--- INSTRUCTIONS FOR THE TASK ---
Below are some records; return each one exactly.

--- SUPPLIED RECORDS ---
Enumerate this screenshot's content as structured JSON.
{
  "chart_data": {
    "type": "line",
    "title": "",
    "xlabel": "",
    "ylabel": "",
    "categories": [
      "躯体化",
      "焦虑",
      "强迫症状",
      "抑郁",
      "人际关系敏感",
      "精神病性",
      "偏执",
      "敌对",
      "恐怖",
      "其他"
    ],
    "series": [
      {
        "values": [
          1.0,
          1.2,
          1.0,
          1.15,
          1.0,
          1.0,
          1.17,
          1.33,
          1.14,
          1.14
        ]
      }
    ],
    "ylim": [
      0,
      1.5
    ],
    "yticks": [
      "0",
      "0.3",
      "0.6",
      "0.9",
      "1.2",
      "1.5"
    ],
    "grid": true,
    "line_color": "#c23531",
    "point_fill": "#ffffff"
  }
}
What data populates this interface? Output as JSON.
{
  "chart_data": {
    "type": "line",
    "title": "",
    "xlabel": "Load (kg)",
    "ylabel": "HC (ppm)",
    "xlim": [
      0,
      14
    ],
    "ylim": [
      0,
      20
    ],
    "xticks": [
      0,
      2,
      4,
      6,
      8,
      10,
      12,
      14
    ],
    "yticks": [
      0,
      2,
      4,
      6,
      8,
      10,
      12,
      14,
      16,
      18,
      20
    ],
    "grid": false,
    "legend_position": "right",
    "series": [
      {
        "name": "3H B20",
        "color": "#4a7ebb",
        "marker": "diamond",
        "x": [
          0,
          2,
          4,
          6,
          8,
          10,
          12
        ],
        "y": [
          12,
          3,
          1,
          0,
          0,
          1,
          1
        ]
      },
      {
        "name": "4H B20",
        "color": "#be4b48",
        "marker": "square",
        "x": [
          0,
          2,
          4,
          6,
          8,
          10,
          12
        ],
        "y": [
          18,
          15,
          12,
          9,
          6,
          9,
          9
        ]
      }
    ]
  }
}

--- TASK RESPONSE ---
Enumerate this screenshot's content as structured JSON.
{
  "chart_data": {
    "type": "line",
    "title": "",
    "xlabel": "",
    "ylabel": "",
    "categories": [
      "躯体化",
      "焦虑",
      "强迫症状",
      "抑郁",
      "人际关系敏感",
      "精神病性",
      "偏执",
      "敌对",
      "恐怖",
      "其他"
    ],
    "series": [
      {
        "values": [
          1.0,
          1.2,
          1.0,
          1.15,
          1.0,
          1.0,
          1.17,
          1.33,
          1.14,
          1.14
        ]
      }
    ],
    "ylim": [
      0,
      1.5
    ],
    "yticks": [
      "0",
      "0.3",
      "0.6",
      "0.9",
      "1.2",
      "1.5"
    ],
    "grid": true,
    "line_color": "#c23531",
    "point_fill": "#ffffff"
  }
}
What data populates this interface? Output as JSON.
{
  "chart_data": {
    "type": "line",
    "title": "",
    "xlabel": "Load (kg)",
    "ylabel": "HC (ppm)",
    "xlim": [
      0,
      14
    ],
    "ylim": [
      0,
      20
    ],
    "xticks": [
      0,
      2,
      4,
      6,
      8,
      10,
      12,
      14
    ],
    "yticks": [
      0,
      2,
      4,
      6,
      8,
      10,
      12,
      14,
      16,
      18,
      20
    ],
    "grid": false,
    "legend_position": "right",
    "series": [
      {
        "name": "3H B20",
        "color": "#4a7ebb",
        "marker": "diamond",
        "x": [
          0,
          2,
          4,
          6,
          8,
          10,
          12
        ],
        "y": [
          12,
          3,
          1,
          0,
          0,
          1,
          1
        ]
      },
      {
        "name": "4H B20",
        "color": "#be4b48",
        "marker": "square",
        "x": [
          0,
          2,
          4,
          6,
          8,
          10,
          12
        ],
        "y": [
          18,
          15,
          12,
          9,
          6,
          9,
          9
        ]
      }
    ]
  }
}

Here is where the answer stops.